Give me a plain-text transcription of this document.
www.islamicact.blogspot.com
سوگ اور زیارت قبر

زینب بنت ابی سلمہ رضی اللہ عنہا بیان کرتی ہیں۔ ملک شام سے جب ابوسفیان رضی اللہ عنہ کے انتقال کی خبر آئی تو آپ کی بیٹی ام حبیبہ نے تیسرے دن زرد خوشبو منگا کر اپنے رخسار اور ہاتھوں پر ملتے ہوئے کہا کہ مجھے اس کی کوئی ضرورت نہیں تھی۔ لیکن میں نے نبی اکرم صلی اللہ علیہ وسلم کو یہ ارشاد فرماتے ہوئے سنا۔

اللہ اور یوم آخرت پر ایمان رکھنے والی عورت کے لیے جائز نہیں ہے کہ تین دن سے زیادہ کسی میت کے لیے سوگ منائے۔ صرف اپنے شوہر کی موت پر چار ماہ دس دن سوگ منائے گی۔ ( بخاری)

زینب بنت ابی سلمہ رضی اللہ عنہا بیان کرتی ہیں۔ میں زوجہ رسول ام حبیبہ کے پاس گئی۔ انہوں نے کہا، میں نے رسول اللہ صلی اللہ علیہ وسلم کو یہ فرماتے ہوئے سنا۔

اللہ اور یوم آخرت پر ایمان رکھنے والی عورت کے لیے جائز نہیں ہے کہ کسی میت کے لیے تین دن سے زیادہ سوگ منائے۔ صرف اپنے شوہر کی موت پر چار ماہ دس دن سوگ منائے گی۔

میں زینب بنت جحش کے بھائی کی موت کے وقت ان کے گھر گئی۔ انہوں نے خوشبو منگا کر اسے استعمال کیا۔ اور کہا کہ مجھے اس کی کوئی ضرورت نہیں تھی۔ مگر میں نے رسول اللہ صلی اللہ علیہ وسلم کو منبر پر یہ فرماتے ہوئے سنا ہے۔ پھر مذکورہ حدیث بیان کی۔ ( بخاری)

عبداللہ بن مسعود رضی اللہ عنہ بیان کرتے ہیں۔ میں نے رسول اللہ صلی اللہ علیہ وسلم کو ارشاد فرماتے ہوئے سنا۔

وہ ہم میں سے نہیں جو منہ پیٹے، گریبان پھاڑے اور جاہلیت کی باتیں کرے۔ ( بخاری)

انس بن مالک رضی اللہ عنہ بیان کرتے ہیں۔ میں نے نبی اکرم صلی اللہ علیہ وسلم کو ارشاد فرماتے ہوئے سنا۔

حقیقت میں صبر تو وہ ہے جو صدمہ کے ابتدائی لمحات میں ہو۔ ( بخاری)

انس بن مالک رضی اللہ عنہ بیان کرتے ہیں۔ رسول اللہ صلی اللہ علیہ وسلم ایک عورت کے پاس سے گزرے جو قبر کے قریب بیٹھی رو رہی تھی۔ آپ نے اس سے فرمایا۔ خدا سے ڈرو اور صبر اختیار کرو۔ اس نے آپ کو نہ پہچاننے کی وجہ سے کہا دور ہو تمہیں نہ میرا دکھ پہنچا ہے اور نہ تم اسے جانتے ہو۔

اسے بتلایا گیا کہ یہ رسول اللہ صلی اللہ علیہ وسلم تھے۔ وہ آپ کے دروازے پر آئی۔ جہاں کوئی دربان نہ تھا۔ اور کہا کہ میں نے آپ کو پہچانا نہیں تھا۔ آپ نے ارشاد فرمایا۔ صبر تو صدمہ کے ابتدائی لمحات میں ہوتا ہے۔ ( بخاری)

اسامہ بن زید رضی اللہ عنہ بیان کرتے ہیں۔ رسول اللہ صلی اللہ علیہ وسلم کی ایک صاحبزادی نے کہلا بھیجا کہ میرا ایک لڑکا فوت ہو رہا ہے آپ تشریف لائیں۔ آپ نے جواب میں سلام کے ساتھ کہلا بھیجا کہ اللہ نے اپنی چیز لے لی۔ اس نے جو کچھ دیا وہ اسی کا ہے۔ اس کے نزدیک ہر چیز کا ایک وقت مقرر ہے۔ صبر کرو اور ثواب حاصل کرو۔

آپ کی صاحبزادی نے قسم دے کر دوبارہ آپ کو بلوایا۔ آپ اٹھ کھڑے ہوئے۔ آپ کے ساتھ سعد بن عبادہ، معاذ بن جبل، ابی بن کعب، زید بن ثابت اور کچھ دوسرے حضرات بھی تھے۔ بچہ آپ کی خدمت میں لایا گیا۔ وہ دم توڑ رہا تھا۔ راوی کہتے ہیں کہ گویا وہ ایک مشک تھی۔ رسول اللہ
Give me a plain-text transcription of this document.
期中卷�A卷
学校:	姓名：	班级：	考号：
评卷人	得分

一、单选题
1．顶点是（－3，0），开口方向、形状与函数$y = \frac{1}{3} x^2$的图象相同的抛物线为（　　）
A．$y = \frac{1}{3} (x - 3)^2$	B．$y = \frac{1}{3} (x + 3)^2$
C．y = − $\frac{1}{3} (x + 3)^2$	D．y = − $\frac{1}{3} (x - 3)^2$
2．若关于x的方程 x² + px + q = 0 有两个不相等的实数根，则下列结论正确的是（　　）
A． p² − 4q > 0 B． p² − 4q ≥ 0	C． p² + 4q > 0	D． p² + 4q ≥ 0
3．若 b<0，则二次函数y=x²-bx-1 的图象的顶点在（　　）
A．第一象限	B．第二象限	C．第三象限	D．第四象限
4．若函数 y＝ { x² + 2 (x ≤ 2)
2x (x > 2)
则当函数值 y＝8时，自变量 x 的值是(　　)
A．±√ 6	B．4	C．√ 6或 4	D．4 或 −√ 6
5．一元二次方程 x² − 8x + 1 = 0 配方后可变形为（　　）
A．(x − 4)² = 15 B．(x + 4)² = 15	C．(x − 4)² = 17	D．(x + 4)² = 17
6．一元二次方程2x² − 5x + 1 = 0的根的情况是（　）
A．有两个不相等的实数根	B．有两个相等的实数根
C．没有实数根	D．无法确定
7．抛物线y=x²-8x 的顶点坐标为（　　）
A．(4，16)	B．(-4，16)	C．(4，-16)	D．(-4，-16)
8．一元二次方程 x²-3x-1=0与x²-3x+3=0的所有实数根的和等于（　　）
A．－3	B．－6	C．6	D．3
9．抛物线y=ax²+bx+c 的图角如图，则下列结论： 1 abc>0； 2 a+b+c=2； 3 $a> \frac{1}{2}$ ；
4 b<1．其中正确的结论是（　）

#### WRITTEN REQUEST:
Only the number is wanted: how many lines of these entries contain the string "جائز"?

#### FINAL ANSWER:
2